◆ Instructions for the task ◆
Repeat the records word for word, excluding any picture.

(Figure data in JSON)
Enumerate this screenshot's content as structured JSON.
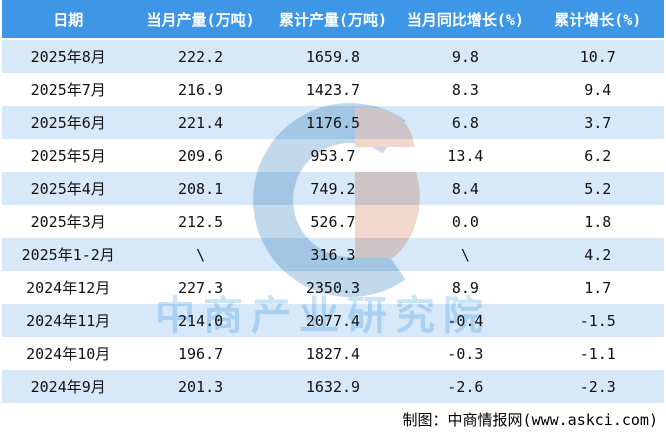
{
  "table": {
    "columns": [
      "日期",
      "当月产量(万吨)",
      "累计产量(万吨)",
      "当月同比增长(%)",
      "累计增长(%)"
    ],
    "rows": [
      [
        "2025年8月",
        "222.2",
        "1659.8",
        "9.8",
        "10.7"
      ],
      [
        "2025年7月",
        "216.9",
        "1423.7",
        "8.3",
        "9.4"
      ],
      [
        "2025年6月",
        "221.4",
        "1176.5",
        "6.8",
        "3.7"
      ],
      [
        "2025年5月",
        "209.6",
        "953.7",
        "13.4",
        "6.2"
      ],
      [
        "2025年4月",
        "208.1",
        "749.2",
        "8.4",
        "5.2"
      ],
      [
        "2025年3月",
        "212.5",
        "526.7",
        "0.0",
        "1.8"
      ],
      [
        "2025年1-2月",
        "\\",
        "316.3",
        "\\",
        "4.2"
      ],
      [
        "2024年12月",
        "227.3",
        "2350.3",
        "8.9",
        "1.7"
      ],
      [
        "2024年11月",
        "214.0",
        "2077.4",
        "-0.4",
        "-1.5"
      ],
      [
        "2024年10月",
        "196.7",
        "1827.4",
        "-0.3",
        "-1.1"
      ],
      [
        "2024年9月",
        "201.3",
        "1632.9",
        "-2.6",
        "-2.3"
      ]
    ]
  },
  "chart_data": {
    "type": "table",
    "title": "",
    "categories": [
      "2025年8月",
      "2025年7月",
      "2025年6月",
      "2025年5月",
      "2025年4月",
      "2025年3月",
      "2025年1-2月",
      "2024年12月",
      "2024年11月",
      "2024年10月",
      "2024年9月"
    ],
    "series": [
      {
        "name": "当月产量(万吨)",
        "values": [
          222.2,
          216.9,
          221.4,
          209.6,
          208.1,
          212.5,
          null,
          227.3,
          214.0,
          196.7,
          201.3
        ]
      },
      {
        "name": "累计产量(万吨)",
        "values": [
          1659.8,
          1423.7,
          1176.5,
          953.7,
          749.2,
          526.7,
          316.3,
          2350.3,
          2077.4,
          1827.4,
          1632.9
        ]
      },
      {
        "name": "当月同比增长(%)",
        "values": [
          9.8,
          8.3,
          6.8,
          13.4,
          8.4,
          0.0,
          null,
          8.9,
          -0.4,
          -0.3,
          -2.6
        ]
      },
      {
        "name": "累计增长(%)",
        "values": [
          10.7,
          9.4,
          3.7,
          6.2,
          5.2,
          1.8,
          4.2,
          1.7,
          -1.5,
          -1.1,
          -2.3
        ]
      }
    ]
  },
  "watermark": {
    "logo": "askci-logo",
    "text": "中商产业研究院"
  },
  "footer": {
    "credit": "制图：中商情报网(www.askci.com)"
  },
  "colors": {
    "header_bg": "#3e97e6",
    "stripe": "#d7e9f8",
    "logo_blue": "#c2d9ec",
    "logo_pink": "#f2d7cd",
    "watermark_text": "#c8e4f7"
  }
}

◆ Solution below ◆
Enumerate this screenshot's content as structured JSON.
{
  "table": {
    "columns": [
      "日期",
      "当月产量(万吨)",
      "累计产量(万吨)",
      "当月同比增长(%)",
      "累计增长(%)"
    ],
    "rows": [
      [
        "2025年8月",
        "222.2",
        "1659.8",
        "9.8",
        "10.7"
      ],
      [
        "2025年7月",
        "216.9",
        "1423.7",
        "8.3",
        "9.4"
      ],
      [
        "2025年6月",
        "221.4",
        "1176.5",
        "6.8",
        "3.7"
      ],
      [
        "2025年5月",
        "209.6",
        "953.7",
        "13.4",
        "6.2"
      ],
      [
        "2025年4月",
        "208.1",
        "749.2",
        "8.4",
        "5.2"
      ],
      [
        "2025年3月",
        "212.5",
        "526.7",
        "0.0",
        "1.8"
      ],
      [
        "2025年1-2月",
        "\\",
        "316.3",
        "\\",
        "4.2"
      ],
      [
        "2024年12月",
        "227.3",
        "2350.3",
        "8.9",
        "1.7"
      ],
      [
        "2024年11月",
        "214.0",
        "2077.4",
        "-0.4",
        "-1.5"
      ],
      [
        "2024年10月",
        "196.7",
        "1827.4",
        "-0.3",
        "-1.1"
      ],
      [
        "2024年9月",
        "201.3",
        "1632.9",
        "-2.6",
        "-2.3"
      ]
    ]
  },
  "chart_data": {
    "type": "table",
    "title": "",
    "categories": [
      "2025年8月",
      "2025年7月",
      "2025年6月",
      "2025年5月",
      "2025年4月",
      "2025年3月",
      "2025年1-2月",
      "2024年12月",
      "2024年11月",
      "2024年10月",
      "2024年9月"
    ],
    "series": [
      {
        "name": "当月产量(万吨)",
        "values": [
          222.2,
          216.9,
          221.4,
          209.6,
          208.1,
          212.5,
          null,
          227.3,
          214.0,
          196.7,
          201.3
        ]
      },
      {
        "name": "累计产量(万吨)",
        "values": [
          1659.8,
          1423.7,
          1176.5,
          953.7,
          749.2,
          526.7,
          316.3,
          2350.3,
          2077.4,
          1827.4,
          1632.9
        ]
      },
      {
        "name": "当月同比增长(%)",
        "values": [
          9.8,
          8.3,
          6.8,
          13.4,
          8.4,
          0.0,
          null,
          8.9,
          -0.4,
          -0.3,
          -2.6
        ]
      },
      {
        "name": "累计增长(%)",
        "values": [
          10.7,
          9.4,
          3.7,
          6.2,
          5.2,
          1.8,
          4.2,
          1.7,
          -1.5,
          -1.1,
          -2.3
        ]
      }
    ]
  },
  "watermark": {
    "logo": "askci-logo",
    "text": "中商产业研究院"
  },
  "footer": {
    "credit": "制图：中商情报网(www.askci.com)"
  },
  "colors": {
    "header_bg": "#3e97e6",
    "stripe": "#d7e9f8",
    "logo_blue": "#c2d9ec",
    "logo_pink": "#f2d7cd",
    "watermark_text": "#c8e4f7"
  }
}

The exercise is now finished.